• **EXERCISE BRIEF**
Which lines in the records below contain the word "kunne"? Copy each one out.

Start DATA SHOWN

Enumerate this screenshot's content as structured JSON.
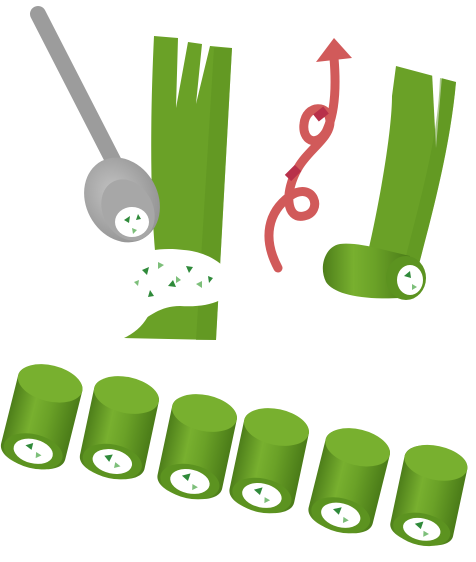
{
  "colors": {
    "background": "#ffffff",
    "leaf_green": "#6aa127",
    "leaf_green_dark": "#4d7e1a",
    "leaf_green_light": "#8cc23e",
    "filling_white": "#ffffff",
    "herb_green": "#2f8a3a",
    "herb_green_light": "#7dbf7a",
    "spoon_gray": "#9c9c9c",
    "spoon_gray_light": "#b4b4b4",
    "arrow_red": "#d15a5a",
    "arrow_red_dark": "#b8304a"
  },
  "steps": [
    {
      "id": "spread-filling",
      "icons": [
        "spoon-icon",
        "leek-leaf-icon",
        "filling-blob-icon"
      ]
    },
    {
      "id": "roll-up",
      "icons": [
        "curly-arrow-icon",
        "rolling-leaf-icon"
      ]
    },
    {
      "id": "cut-pieces",
      "icons": [
        "roll-piece-icon"
      ],
      "piece_count": 6
    }
  ]
}
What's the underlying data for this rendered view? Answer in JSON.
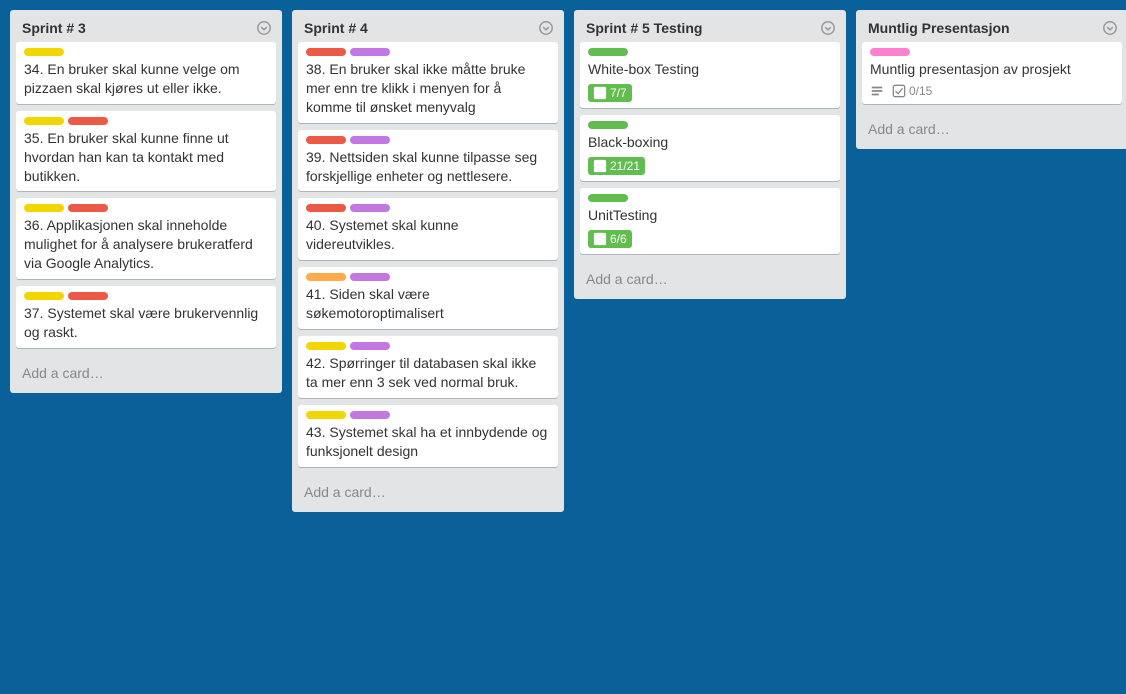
{
  "colors": {
    "yellow": "#f2d600",
    "red": "#eb5a46",
    "purple": "#c377e0",
    "orange": "#ffab4a",
    "green": "#61bd4f",
    "pink": "#ff80ce",
    "badge_green": "#61bd4f"
  },
  "add_card_label": "Add a card…",
  "lists": [
    {
      "title": "Sprint # 3",
      "cards": [
        {
          "labels": [
            "yellow"
          ],
          "text": "34. En bruker skal kunne velge om pizzaen skal kjøres ut eller ikke."
        },
        {
          "labels": [
            "yellow",
            "red"
          ],
          "text": "35. En bruker skal kunne finne ut hvordan han kan ta kontakt med butikken."
        },
        {
          "labels": [
            "yellow",
            "red"
          ],
          "text": "36. Applikasjonen skal inneholde mulighet for å analysere brukeratferd via Google Analytics."
        },
        {
          "labels": [
            "yellow",
            "red"
          ],
          "text": "37. Systemet skal være brukervennlig og raskt."
        }
      ]
    },
    {
      "title": "Sprint # 4",
      "cards": [
        {
          "labels": [
            "red",
            "purple"
          ],
          "text": "38. En bruker skal ikke måtte bruke mer enn tre klikk i menyen for  å komme til ønsket menyvalg"
        },
        {
          "labels": [
            "red",
            "purple"
          ],
          "text": "39. Nettsiden skal kunne tilpasse seg forskjellige enheter og nettlesere."
        },
        {
          "labels": [
            "red",
            "purple"
          ],
          "text": "40. Systemet skal kunne videreutvikles."
        },
        {
          "labels": [
            "orange",
            "purple"
          ],
          "text": "41. Siden skal være søkemotoroptimalisert"
        },
        {
          "labels": [
            "yellow",
            "purple"
          ],
          "text": "42. Spørringer til databasen skal ikke ta mer enn 3 sek ved normal bruk."
        },
        {
          "labels": [
            "yellow",
            "purple"
          ],
          "text": "43. Systemet skal ha et innbydende og funksjonelt design"
        }
      ]
    },
    {
      "title": "Sprint # 5 Testing",
      "cards": [
        {
          "labels": [
            "green"
          ],
          "text": "White-box Testing",
          "checklist": "7/7",
          "checklist_complete": true
        },
        {
          "labels": [
            "green"
          ],
          "text": "Black-boxing",
          "checklist": "21/21",
          "checklist_complete": true
        },
        {
          "labels": [
            "green"
          ],
          "text": "UnitTesting",
          "checklist": "6/6",
          "checklist_complete": true
        }
      ]
    },
    {
      "title": "Muntlig Presentasjon",
      "cards": [
        {
          "labels": [
            "pink"
          ],
          "text": "Muntlig presentasjon av prosjekt",
          "has_description": true,
          "checklist": "0/15",
          "checklist_complete": false
        }
      ]
    }
  ]
}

End DATA SHOWN

• **REPLY TO THE TASK**
          "text": "34. En bruker skal kunne velge om pizzaen skal kjøres ut eller ikke."
          "text": "35. En bruker skal kunne finne ut hvordan han kan ta kontakt med butikken."
          "text": "39. Nettsiden skal kunne tilpasse seg forskjellige enheter og nettlesere."
          "text": "40. Systemet skal kunne videreutvikles."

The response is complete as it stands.